-- BEGIN Data supplied --

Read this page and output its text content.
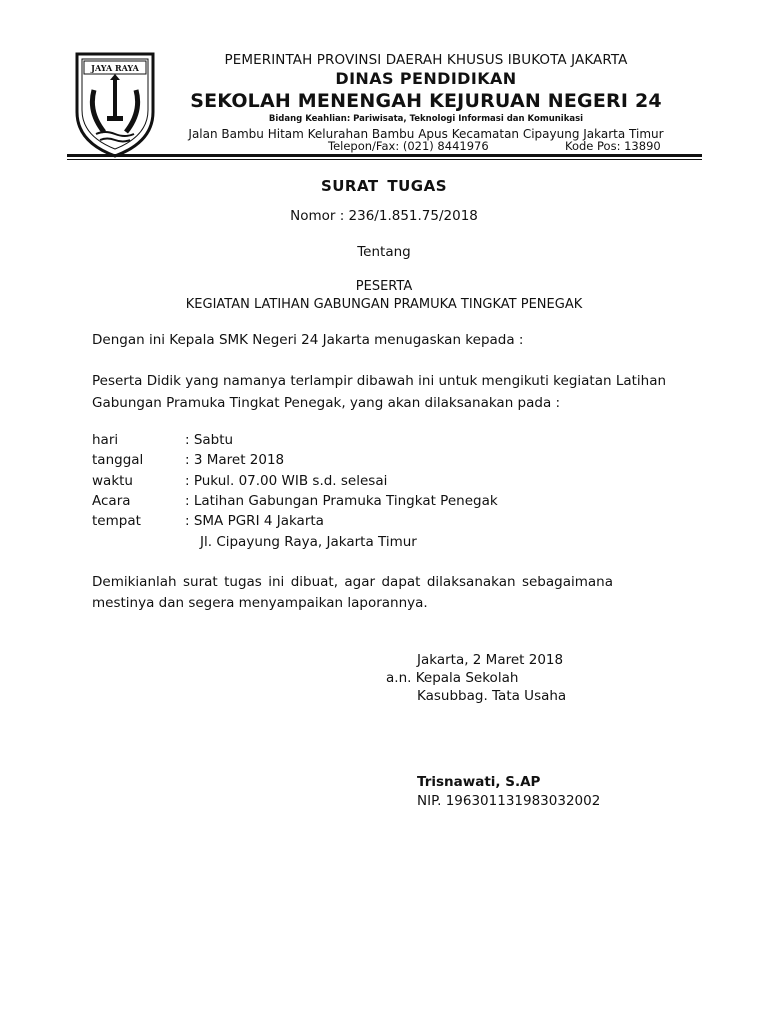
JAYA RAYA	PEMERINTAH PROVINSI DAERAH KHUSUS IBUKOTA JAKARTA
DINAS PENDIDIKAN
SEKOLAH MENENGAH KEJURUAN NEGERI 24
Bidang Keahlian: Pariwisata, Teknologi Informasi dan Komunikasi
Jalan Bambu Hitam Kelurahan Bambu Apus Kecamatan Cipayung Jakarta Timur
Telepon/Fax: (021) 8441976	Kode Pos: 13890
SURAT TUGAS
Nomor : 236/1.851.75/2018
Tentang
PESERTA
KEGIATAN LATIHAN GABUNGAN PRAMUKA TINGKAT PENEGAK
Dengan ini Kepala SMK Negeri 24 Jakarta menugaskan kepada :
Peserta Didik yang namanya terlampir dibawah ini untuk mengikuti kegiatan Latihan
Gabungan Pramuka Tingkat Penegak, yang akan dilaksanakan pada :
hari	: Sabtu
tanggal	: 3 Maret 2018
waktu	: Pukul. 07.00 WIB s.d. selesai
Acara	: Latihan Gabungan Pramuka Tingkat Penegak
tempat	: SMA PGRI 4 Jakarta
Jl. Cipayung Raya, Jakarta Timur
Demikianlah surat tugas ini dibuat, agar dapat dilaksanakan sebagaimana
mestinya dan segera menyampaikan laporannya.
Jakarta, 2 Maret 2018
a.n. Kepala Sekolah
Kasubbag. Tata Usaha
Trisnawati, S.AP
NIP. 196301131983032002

-- END Data supplied --
-- BEGIN Data supplied --

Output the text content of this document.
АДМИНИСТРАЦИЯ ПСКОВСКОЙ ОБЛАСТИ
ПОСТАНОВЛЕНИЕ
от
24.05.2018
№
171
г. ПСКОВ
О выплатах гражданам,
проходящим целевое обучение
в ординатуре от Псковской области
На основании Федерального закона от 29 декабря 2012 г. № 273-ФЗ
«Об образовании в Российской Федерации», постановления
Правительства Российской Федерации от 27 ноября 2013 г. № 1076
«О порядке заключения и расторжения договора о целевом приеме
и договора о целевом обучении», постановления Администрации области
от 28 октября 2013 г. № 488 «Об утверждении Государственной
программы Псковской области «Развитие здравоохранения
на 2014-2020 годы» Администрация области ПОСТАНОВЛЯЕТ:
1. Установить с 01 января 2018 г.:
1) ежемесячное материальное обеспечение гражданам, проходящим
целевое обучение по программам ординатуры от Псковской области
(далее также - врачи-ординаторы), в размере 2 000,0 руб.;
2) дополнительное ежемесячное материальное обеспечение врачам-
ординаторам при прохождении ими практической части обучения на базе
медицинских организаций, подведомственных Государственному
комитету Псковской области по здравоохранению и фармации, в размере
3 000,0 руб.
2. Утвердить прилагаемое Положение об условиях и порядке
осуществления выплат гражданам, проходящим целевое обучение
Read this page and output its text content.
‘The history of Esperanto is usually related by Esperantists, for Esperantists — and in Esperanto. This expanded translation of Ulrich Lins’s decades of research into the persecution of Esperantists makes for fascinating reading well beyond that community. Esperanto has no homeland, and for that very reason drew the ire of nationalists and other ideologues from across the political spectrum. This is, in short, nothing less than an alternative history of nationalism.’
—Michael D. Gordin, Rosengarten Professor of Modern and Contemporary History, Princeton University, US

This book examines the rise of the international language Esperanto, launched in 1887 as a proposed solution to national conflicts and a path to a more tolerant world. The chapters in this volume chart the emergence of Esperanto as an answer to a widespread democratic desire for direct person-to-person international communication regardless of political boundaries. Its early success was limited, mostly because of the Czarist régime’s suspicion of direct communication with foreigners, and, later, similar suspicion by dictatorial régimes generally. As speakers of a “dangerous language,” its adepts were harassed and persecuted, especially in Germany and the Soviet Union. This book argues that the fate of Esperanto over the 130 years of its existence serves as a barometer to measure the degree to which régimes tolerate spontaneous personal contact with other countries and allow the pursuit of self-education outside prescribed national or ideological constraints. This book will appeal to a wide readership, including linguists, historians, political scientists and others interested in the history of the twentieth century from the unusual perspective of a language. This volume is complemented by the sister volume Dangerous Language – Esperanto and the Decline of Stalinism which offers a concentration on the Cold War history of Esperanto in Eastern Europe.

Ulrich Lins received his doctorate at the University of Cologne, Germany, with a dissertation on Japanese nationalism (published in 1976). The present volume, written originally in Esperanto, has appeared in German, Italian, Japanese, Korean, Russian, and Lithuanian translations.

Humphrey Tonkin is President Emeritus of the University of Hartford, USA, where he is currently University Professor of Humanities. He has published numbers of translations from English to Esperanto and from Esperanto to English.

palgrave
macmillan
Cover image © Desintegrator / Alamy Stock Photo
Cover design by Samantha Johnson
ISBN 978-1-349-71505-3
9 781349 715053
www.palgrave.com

-- END Data supplied --
-- BEGIN Data supplied --

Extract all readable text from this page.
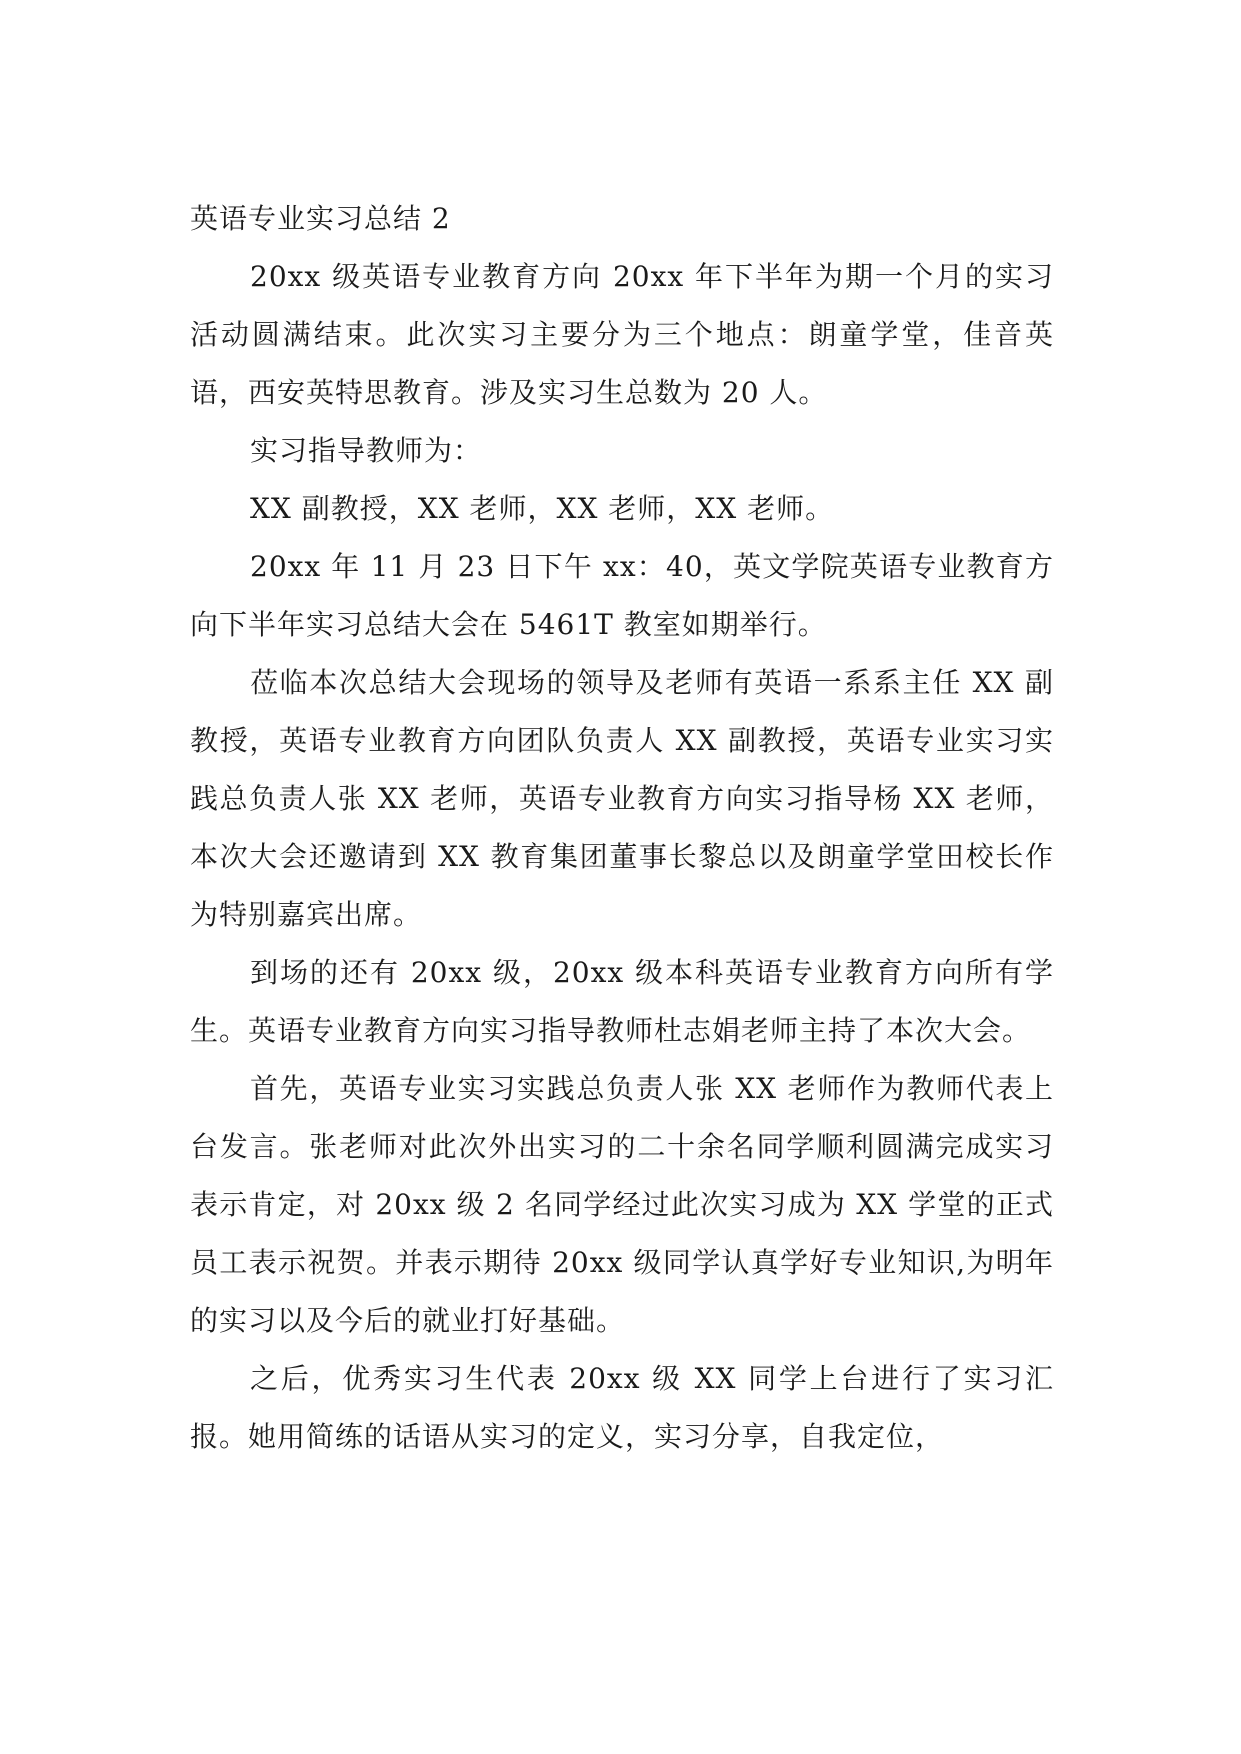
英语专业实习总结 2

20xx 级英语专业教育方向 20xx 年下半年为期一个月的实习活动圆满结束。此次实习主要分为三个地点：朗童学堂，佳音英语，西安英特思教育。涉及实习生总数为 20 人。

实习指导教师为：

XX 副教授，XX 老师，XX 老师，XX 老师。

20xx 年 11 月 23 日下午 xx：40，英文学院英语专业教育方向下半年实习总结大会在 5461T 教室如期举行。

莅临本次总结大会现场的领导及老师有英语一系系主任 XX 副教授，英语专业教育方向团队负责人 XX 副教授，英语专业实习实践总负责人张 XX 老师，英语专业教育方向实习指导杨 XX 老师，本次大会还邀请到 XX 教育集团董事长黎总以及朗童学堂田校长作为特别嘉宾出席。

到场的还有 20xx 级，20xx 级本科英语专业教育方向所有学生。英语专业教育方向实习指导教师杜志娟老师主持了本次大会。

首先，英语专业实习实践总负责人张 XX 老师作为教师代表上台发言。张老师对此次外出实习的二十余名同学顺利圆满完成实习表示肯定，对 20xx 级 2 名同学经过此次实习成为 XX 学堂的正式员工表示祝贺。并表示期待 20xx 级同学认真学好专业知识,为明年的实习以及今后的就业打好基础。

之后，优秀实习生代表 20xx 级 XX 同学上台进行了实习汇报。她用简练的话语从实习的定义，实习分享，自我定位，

-- END Data supplied --

Work to do: Using the material above, report each line where "проходящим" occurs.

Response:
проходящим целевое обучение
1) ежемесячное материальное обеспечение гражданам, проходящим
осуществления выплат гражданам, проходящим целевое обучение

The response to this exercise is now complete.